REQUIREMENT> The data below is to be returned in full and exactly.

STORED ROWS>
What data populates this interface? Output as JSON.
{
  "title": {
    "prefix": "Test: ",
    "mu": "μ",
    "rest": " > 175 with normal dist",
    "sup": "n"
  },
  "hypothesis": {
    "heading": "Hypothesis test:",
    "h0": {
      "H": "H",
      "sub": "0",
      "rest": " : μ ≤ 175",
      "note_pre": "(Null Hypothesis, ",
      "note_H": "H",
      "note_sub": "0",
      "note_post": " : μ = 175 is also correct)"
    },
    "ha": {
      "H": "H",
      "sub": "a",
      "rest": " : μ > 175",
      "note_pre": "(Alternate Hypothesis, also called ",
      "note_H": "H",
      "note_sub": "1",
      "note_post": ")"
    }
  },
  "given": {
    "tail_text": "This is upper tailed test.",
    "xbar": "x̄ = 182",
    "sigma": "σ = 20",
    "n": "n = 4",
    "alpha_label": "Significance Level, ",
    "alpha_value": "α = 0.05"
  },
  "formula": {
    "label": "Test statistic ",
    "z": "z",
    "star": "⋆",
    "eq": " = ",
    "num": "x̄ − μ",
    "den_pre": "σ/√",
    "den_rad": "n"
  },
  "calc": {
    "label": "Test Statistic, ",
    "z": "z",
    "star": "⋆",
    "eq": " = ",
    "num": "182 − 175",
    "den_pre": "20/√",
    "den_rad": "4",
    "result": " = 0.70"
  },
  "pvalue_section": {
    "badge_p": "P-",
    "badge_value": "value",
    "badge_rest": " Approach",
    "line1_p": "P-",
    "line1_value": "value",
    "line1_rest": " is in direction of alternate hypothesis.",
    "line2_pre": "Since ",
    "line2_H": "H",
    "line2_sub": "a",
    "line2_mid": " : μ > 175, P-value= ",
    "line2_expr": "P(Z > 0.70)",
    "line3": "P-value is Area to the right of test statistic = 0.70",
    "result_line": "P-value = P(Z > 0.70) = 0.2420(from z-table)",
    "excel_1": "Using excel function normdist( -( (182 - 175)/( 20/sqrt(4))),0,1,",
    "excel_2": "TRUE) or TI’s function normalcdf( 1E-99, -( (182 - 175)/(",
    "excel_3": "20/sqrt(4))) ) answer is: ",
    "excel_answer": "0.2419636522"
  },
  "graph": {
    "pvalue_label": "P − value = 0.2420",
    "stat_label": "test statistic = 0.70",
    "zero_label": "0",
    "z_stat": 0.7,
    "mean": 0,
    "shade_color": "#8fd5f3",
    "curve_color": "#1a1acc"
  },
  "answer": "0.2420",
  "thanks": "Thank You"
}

RESPONSE TO THE EXERCISE>
What data populates this interface? Output as JSON.
{
  "title": {
    "prefix": "Test: ",
    "mu": "μ",
    "rest": " > 175 with normal dist",
    "sup": "n"
  },
  "hypothesis": {
    "heading": "Hypothesis test:",
    "h0": {
      "H": "H",
      "sub": "0",
      "rest": " : μ ≤ 175",
      "note_pre": "(Null Hypothesis, ",
      "note_H": "H",
      "note_sub": "0",
      "note_post": " : μ = 175 is also correct)"
    },
    "ha": {
      "H": "H",
      "sub": "a",
      "rest": " : μ > 175",
      "note_pre": "(Alternate Hypothesis, also called ",
      "note_H": "H",
      "note_sub": "1",
      "note_post": ")"
    }
  },
  "given": {
    "tail_text": "This is upper tailed test.",
    "xbar": "x̄ = 182",
    "sigma": "σ = 20",
    "n": "n = 4",
    "alpha_label": "Significance Level, ",
    "alpha_value": "α = 0.05"
  },
  "formula": {
    "label": "Test statistic ",
    "z": "z",
    "star": "⋆",
    "eq": " = ",
    "num": "x̄ − μ",
    "den_pre": "σ/√",
    "den_rad": "n"
  },
  "calc": {
    "label": "Test Statistic, ",
    "z": "z",
    "star": "⋆",
    "eq": " = ",
    "num": "182 − 175",
    "den_pre": "20/√",
    "den_rad": "4",
    "result": " = 0.70"
  },
  "pvalue_section": {
    "badge_p": "P-",
    "badge_value": "value",
    "badge_rest": " Approach",
    "line1_p": "P-",
    "line1_value": "value",
    "line1_rest": " is in direction of alternate hypothesis.",
    "line2_pre": "Since ",
    "line2_H": "H",
    "line2_sub": "a",
    "line2_mid": " : μ > 175, P-value= ",
    "line2_expr": "P(Z > 0.70)",
    "line3": "P-value is Area to the right of test statistic = 0.70",
    "result_line": "P-value = P(Z > 0.70) = 0.2420(from z-table)",
    "excel_1": "Using excel function normdist( -( (182 - 175)/( 20/sqrt(4))),0,1,",
    "excel_2": "TRUE) or TI’s function normalcdf( 1E-99, -( (182 - 175)/(",
    "excel_3": "20/sqrt(4))) ) answer is: ",
    "excel_answer": "0.2419636522"
  },
  "graph": {
    "pvalue_label": "P − value = 0.2420",
    "stat_label": "test statistic = 0.70",
    "zero_label": "0",
    "z_stat": 0.7,
    "mean": 0,
    "shade_color": "#8fd5f3",
    "curve_color": "#1a1acc"
  },
  "answer": "0.2420",
  "thanks": "Thank You"
}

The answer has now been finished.